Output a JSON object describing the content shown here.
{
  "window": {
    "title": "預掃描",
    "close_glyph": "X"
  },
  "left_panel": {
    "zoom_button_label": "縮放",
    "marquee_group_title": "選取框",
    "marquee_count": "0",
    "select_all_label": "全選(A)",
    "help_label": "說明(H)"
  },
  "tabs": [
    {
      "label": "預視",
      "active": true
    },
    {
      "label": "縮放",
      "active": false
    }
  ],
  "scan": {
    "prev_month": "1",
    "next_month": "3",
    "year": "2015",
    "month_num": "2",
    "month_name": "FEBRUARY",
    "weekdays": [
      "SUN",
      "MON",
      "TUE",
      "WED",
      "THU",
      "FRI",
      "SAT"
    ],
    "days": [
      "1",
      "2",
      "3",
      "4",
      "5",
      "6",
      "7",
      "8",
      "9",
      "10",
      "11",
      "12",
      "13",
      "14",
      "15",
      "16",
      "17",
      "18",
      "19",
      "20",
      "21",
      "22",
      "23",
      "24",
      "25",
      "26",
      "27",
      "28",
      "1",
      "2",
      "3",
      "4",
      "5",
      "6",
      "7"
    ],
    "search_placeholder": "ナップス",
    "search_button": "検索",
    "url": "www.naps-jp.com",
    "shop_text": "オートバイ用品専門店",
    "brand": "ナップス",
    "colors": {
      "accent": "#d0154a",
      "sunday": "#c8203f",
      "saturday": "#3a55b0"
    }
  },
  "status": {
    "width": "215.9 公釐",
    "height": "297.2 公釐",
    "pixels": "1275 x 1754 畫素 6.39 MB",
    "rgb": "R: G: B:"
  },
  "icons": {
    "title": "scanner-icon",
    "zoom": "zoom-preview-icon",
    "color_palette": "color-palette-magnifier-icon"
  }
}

* * * *

Stated problem: Restate the data above word for word.

The output:
Output a JSON object describing the content shown here.
{
  "window": {
    "title": "預掃描",
    "close_glyph": "X"
  },
  "left_panel": {
    "zoom_button_label": "縮放",
    "marquee_group_title": "選取框",
    "marquee_count": "0",
    "select_all_label": "全選(A)",
    "help_label": "說明(H)"
  },
  "tabs": [
    {
      "label": "預視",
      "active": true
    },
    {
      "label": "縮放",
      "active": false
    }
  ],
  "scan": {
    "prev_month": "1",
    "next_month": "3",
    "year": "2015",
    "month_num": "2",
    "month_name": "FEBRUARY",
    "weekdays": [
      "SUN",
      "MON",
      "TUE",
      "WED",
      "THU",
      "FRI",
      "SAT"
    ],
    "days": [
      "1",
      "2",
      "3",
      "4",
      "5",
      "6",
      "7",
      "8",
      "9",
      "10",
      "11",
      "12",
      "13",
      "14",
      "15",
      "16",
      "17",
      "18",
      "19",
      "20",
      "21",
      "22",
      "23",
      "24",
      "25",
      "26",
      "27",
      "28",
      "1",
      "2",
      "3",
      "4",
      "5",
      "6",
      "7"
    ],
    "search_placeholder": "ナップス",
    "search_button": "検索",
    "url": "www.naps-jp.com",
    "shop_text": "オートバイ用品専門店",
    "brand": "ナップス",
    "colors": {
      "accent": "#d0154a",
      "sunday": "#c8203f",
      "saturday": "#3a55b0"
    }
  },
  "status": {
    "width": "215.9 公釐",
    "height": "297.2 公釐",
    "pixels": "1275 x 1754 畫素 6.39 MB",
    "rgb": "R: G: B:"
  },
  "icons": {
    "title": "scanner-icon",
    "zoom": "zoom-preview-icon",
    "color_palette": "color-palette-magnifier-icon"
  }
}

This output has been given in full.